Show all lines of the listing that hold the word "активов".

Data records:
————

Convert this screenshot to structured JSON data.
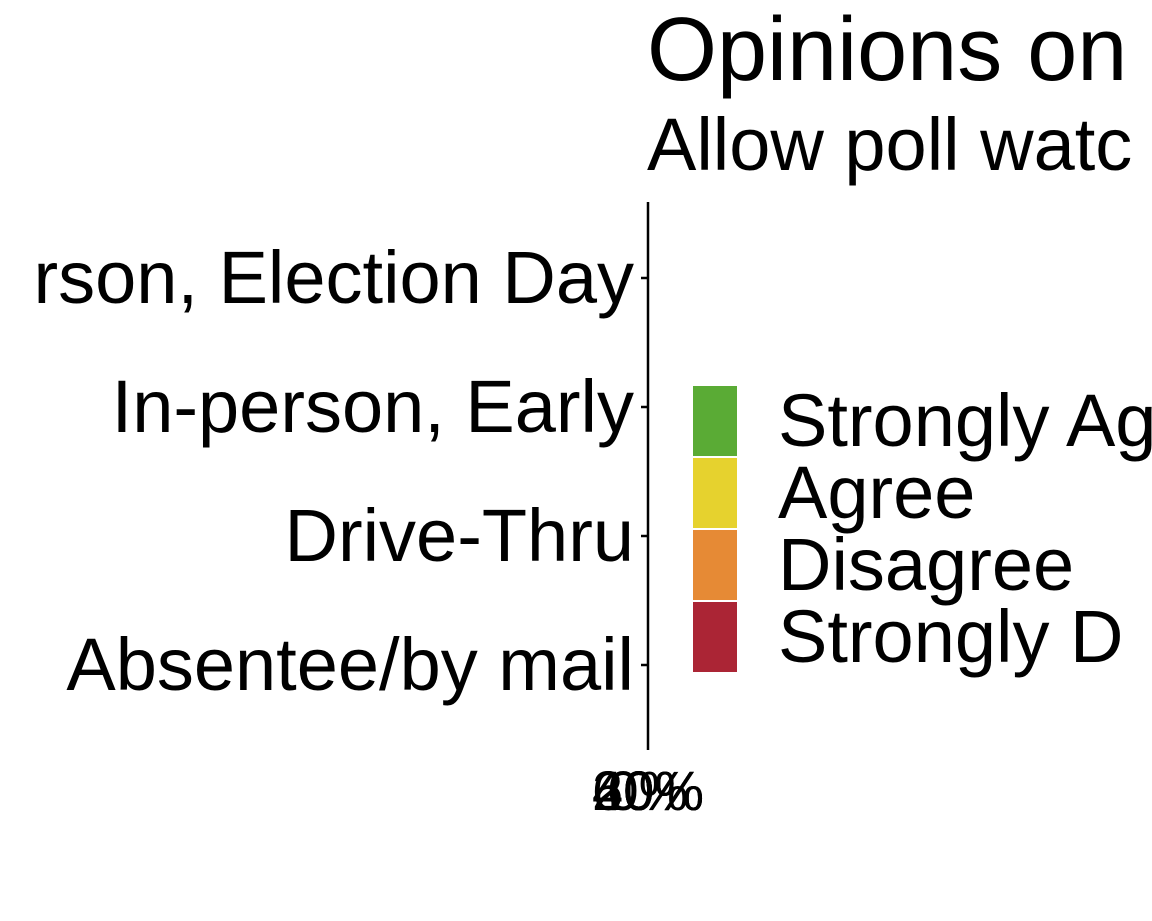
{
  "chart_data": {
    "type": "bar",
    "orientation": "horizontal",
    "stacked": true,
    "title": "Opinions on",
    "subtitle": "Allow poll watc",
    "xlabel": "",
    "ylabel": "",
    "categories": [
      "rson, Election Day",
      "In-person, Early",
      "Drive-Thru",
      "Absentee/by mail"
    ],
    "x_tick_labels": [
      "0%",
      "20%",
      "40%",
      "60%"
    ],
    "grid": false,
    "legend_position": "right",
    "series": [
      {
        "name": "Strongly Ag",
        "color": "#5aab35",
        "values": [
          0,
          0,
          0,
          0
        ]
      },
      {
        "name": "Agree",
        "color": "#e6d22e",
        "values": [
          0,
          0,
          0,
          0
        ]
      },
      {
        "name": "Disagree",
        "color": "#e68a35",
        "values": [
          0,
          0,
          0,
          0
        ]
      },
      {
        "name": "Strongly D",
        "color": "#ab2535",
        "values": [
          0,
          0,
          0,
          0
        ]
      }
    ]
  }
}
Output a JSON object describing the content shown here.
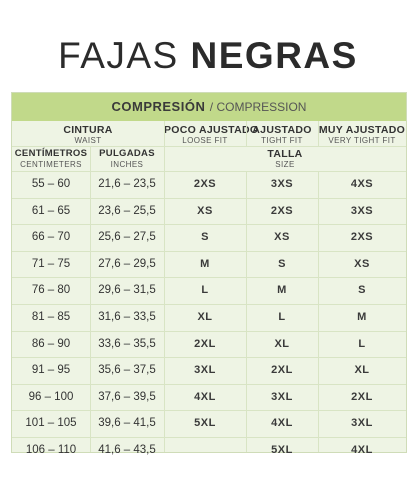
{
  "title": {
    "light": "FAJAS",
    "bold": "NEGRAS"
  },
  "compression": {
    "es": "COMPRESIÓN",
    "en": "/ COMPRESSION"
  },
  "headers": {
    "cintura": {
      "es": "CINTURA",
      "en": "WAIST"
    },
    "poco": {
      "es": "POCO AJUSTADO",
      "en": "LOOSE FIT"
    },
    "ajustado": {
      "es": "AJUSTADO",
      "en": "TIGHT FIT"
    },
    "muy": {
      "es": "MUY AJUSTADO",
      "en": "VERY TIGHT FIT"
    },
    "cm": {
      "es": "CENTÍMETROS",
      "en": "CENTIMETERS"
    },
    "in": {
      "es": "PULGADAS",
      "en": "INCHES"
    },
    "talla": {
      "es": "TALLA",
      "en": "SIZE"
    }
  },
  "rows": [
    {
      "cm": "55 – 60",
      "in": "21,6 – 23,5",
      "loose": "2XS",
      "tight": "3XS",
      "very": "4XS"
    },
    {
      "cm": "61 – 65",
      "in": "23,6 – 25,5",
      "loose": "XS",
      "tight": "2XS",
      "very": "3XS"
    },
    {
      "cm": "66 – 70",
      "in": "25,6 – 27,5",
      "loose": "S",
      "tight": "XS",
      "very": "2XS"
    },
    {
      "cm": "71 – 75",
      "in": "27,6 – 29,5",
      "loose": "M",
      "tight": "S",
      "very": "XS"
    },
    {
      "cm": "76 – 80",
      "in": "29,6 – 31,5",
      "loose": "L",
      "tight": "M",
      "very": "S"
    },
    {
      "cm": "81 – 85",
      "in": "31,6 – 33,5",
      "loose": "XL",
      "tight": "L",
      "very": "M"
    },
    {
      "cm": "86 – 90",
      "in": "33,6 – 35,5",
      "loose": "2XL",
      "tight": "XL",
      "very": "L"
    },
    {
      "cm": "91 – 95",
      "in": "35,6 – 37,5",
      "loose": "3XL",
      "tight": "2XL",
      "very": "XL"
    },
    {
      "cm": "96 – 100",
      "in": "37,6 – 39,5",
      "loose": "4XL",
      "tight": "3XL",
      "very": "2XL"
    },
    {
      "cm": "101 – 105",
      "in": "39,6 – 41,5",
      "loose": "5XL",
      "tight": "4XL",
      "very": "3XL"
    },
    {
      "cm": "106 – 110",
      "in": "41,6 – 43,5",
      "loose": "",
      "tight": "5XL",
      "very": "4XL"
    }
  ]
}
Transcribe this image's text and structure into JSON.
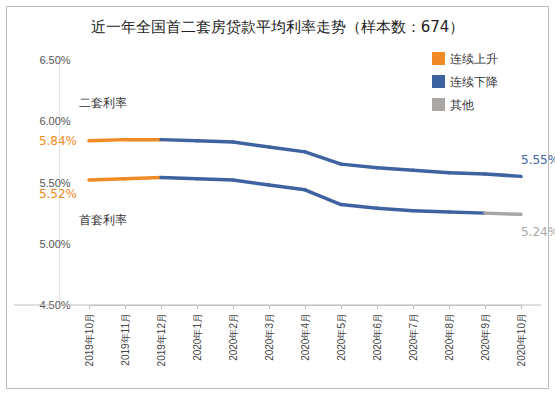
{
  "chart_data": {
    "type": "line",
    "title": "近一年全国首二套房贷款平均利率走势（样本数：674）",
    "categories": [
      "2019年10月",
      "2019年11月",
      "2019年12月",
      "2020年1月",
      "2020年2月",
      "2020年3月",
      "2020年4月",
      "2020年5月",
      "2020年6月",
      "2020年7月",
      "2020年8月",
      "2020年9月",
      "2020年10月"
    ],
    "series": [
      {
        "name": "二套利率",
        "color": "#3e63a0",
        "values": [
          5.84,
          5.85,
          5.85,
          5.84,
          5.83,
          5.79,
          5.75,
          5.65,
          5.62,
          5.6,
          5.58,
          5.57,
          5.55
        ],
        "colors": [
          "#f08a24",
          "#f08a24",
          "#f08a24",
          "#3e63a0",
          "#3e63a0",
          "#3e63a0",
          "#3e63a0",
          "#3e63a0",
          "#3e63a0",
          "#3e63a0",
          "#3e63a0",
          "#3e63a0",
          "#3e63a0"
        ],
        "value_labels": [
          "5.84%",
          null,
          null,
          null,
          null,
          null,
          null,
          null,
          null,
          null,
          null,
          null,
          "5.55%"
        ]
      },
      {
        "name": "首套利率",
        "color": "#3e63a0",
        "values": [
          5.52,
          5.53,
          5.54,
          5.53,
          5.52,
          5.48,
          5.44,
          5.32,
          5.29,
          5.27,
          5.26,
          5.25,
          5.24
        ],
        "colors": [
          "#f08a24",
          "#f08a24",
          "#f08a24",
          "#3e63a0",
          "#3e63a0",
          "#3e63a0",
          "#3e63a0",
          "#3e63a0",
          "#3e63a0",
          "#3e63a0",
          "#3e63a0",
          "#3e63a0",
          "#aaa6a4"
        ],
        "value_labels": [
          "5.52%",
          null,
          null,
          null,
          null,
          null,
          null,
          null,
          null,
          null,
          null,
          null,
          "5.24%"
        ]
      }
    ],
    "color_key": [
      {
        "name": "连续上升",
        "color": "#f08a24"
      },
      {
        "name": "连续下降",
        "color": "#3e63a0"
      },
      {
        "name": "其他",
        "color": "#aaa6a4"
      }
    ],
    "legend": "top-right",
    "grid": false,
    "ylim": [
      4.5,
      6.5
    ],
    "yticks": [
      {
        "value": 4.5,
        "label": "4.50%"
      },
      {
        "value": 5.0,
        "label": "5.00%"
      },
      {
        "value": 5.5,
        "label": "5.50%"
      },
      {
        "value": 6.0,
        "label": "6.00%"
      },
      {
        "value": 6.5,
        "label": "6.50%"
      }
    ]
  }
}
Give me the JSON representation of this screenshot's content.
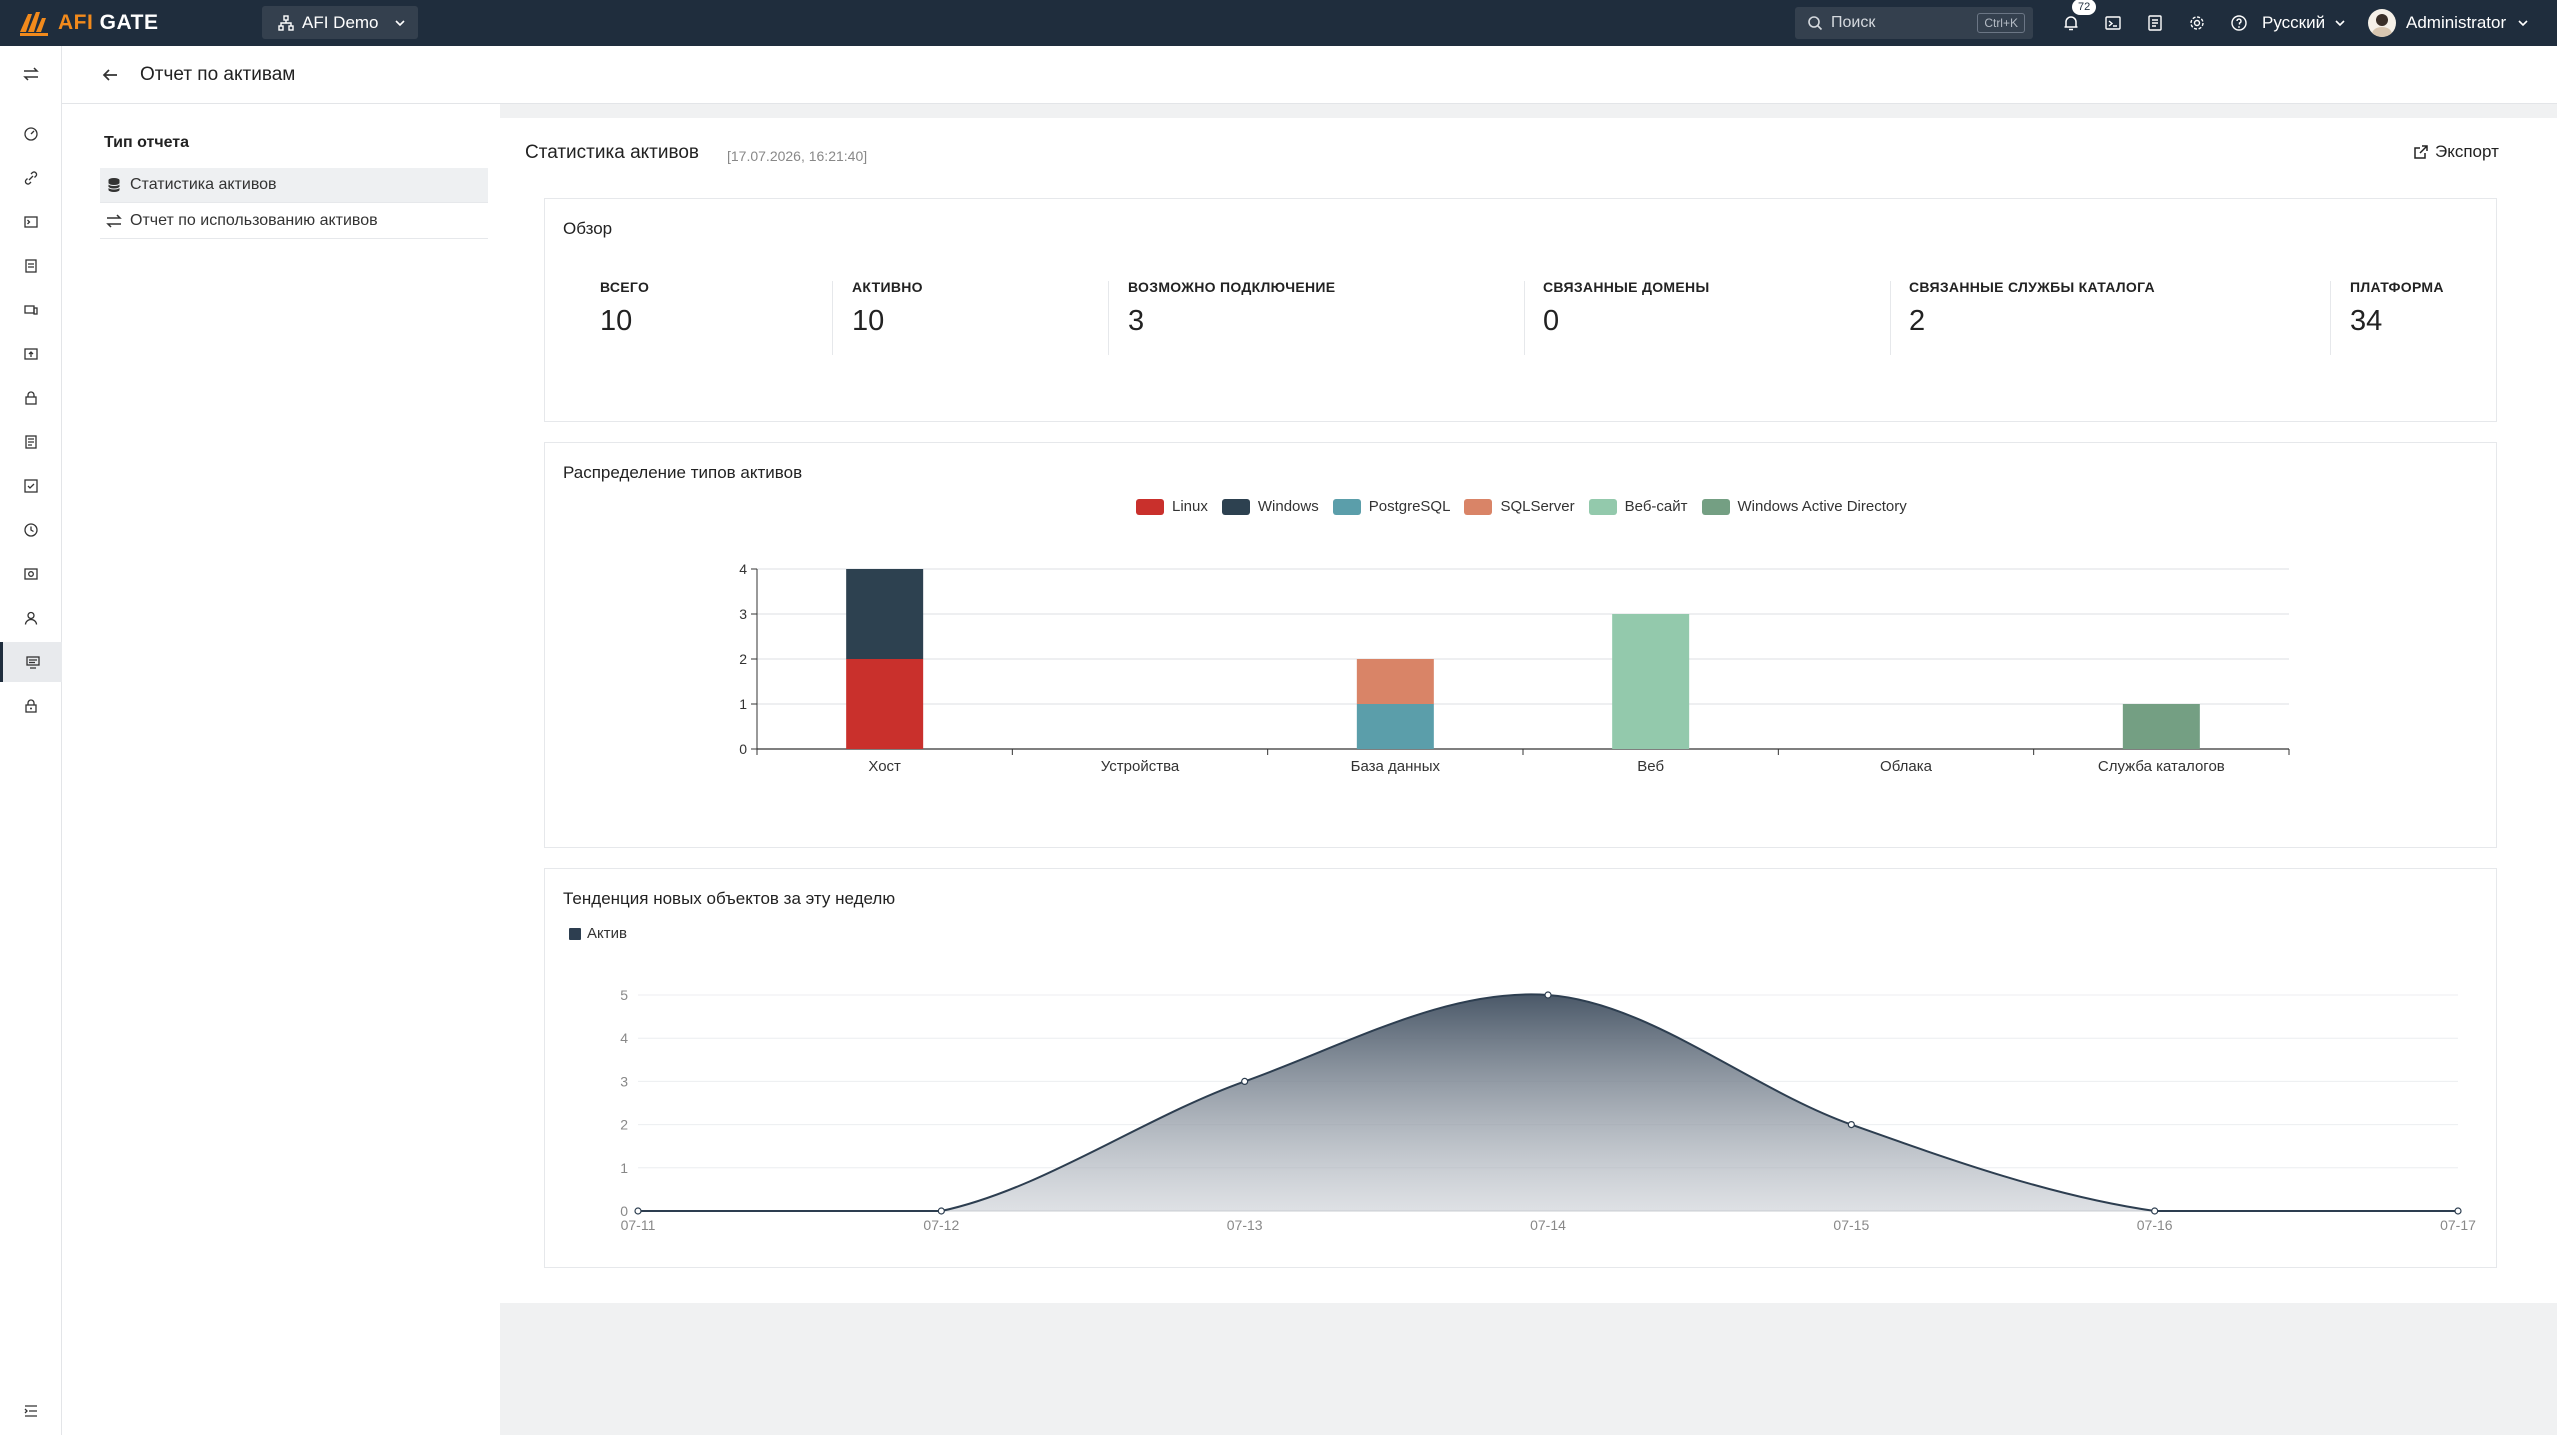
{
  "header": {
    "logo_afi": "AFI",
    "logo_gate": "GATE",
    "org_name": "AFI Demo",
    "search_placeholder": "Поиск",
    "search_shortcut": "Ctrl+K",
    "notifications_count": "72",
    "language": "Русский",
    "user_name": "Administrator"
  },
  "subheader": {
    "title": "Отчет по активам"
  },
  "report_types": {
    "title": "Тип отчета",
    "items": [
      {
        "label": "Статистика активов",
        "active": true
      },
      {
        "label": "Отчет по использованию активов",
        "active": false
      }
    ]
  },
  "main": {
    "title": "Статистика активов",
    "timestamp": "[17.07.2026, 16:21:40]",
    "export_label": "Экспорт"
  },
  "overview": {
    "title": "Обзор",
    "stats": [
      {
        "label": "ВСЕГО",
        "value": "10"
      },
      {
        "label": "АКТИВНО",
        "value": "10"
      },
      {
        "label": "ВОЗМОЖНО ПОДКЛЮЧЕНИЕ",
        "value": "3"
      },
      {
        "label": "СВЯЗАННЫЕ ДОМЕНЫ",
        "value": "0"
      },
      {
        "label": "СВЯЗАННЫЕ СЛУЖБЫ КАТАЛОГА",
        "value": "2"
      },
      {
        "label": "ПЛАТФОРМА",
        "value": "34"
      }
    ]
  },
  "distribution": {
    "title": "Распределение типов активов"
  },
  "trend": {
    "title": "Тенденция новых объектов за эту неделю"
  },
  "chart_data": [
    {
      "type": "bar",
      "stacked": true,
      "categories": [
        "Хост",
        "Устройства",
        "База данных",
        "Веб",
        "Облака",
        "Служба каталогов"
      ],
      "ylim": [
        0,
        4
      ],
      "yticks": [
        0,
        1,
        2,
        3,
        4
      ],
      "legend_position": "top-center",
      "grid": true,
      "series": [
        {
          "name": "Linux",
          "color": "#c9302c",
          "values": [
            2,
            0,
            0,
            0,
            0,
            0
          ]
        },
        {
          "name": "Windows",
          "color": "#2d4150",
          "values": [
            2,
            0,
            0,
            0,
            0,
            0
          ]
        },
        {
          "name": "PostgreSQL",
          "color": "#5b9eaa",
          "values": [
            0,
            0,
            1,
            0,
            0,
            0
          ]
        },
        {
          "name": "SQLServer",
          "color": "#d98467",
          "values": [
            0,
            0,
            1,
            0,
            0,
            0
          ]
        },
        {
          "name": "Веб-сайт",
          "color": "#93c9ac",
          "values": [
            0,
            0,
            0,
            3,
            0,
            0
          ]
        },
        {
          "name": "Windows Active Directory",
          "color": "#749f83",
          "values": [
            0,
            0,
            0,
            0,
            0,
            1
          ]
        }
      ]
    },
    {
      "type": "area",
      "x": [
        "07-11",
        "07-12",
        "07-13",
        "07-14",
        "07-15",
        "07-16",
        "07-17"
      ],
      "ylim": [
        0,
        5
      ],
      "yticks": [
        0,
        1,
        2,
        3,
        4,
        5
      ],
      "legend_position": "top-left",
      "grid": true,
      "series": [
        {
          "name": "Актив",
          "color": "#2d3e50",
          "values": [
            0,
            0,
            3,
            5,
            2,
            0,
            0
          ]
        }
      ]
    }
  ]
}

————

= SOLUTION TO THIS EXERCISE =
        "label": "Статистика активов",
        "label": "Отчет по использованию активов",
    "title": "Статистика активов",
    "title": "Распределение типов активов"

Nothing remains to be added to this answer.